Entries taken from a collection
+---+
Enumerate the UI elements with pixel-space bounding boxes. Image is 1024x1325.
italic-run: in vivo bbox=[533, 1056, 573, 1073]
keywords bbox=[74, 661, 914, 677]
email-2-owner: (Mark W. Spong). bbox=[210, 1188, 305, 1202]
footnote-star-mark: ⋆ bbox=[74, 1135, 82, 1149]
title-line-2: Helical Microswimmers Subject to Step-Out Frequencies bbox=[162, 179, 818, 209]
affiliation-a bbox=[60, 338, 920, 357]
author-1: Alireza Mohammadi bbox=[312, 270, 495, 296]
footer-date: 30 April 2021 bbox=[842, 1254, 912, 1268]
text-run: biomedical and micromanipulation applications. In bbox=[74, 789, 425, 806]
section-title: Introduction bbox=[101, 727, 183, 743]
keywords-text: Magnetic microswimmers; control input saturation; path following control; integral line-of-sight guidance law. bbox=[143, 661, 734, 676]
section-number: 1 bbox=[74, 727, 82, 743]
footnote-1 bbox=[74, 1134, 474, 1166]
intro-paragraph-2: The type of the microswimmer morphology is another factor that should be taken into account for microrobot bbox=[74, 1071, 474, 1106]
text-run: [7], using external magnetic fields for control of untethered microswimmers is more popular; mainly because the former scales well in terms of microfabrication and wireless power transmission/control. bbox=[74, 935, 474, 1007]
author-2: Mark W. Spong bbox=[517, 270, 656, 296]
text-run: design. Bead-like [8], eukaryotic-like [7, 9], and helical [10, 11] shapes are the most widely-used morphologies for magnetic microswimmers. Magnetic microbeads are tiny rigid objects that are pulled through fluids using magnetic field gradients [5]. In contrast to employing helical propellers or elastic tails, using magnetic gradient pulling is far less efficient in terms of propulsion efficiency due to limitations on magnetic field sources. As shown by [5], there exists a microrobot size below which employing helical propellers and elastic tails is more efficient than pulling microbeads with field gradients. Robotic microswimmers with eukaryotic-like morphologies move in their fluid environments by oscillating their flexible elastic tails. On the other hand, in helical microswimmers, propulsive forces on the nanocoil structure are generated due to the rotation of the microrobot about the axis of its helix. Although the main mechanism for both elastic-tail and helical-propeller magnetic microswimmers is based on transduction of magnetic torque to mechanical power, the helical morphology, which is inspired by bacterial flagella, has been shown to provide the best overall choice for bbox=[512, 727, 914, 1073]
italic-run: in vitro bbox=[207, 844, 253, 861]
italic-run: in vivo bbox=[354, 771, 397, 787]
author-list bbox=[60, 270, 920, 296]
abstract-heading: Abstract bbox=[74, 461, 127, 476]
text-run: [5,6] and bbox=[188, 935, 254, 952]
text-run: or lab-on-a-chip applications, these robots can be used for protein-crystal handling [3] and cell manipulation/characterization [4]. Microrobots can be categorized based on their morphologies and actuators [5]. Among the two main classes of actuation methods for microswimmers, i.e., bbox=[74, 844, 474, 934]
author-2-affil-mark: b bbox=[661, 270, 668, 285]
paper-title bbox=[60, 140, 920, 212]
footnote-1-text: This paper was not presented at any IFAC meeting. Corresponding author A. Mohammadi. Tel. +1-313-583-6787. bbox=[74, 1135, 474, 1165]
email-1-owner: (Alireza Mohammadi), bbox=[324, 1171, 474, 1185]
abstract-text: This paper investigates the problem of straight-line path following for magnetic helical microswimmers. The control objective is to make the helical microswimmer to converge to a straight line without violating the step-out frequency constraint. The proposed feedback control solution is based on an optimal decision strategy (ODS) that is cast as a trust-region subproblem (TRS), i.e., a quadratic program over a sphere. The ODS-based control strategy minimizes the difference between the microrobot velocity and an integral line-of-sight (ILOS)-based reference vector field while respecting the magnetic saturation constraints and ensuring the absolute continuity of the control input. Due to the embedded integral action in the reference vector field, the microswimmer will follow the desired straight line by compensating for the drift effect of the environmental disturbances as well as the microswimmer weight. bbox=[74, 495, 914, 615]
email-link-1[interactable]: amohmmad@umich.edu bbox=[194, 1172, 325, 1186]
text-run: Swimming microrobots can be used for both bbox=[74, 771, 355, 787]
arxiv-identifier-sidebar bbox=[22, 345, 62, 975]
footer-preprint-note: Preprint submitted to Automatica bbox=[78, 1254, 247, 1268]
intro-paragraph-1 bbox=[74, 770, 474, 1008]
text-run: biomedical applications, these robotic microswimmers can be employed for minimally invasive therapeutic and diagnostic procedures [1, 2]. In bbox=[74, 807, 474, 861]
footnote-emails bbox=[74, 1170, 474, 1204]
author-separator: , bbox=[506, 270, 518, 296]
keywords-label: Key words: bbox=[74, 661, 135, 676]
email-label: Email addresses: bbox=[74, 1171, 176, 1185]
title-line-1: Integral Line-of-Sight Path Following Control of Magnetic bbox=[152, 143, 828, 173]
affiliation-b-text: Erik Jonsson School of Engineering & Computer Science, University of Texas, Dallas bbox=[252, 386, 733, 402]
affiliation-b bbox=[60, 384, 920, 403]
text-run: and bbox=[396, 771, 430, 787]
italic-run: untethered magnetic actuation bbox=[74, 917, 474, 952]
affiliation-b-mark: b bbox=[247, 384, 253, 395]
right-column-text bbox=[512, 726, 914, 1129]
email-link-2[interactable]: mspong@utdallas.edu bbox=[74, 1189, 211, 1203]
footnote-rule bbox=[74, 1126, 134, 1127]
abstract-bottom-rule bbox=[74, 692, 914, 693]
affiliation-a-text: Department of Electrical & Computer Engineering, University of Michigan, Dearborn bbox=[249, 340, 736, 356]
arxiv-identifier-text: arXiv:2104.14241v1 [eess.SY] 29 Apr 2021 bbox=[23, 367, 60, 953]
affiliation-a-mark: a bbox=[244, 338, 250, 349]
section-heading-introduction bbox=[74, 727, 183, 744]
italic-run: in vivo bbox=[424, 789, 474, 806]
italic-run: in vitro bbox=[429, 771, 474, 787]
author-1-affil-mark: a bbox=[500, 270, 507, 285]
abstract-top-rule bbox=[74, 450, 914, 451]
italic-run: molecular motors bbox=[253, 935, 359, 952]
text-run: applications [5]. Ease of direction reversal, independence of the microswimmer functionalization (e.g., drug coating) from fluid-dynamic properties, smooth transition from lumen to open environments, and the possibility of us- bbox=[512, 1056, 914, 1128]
+---+
WORK INSTRUCTION:
Go through the records and pull out each line that includes the word "untethered".

YOUR SOLUTION:
text-run: [7], using external magnetic fields for control of untethered microswimmers is more popular; mainly because the former scales well in terms of microfabrication and wireless power transmission/control. bbox=[74, 935, 474, 1007]
italic-run: untethered magnetic actuation bbox=[74, 917, 474, 952]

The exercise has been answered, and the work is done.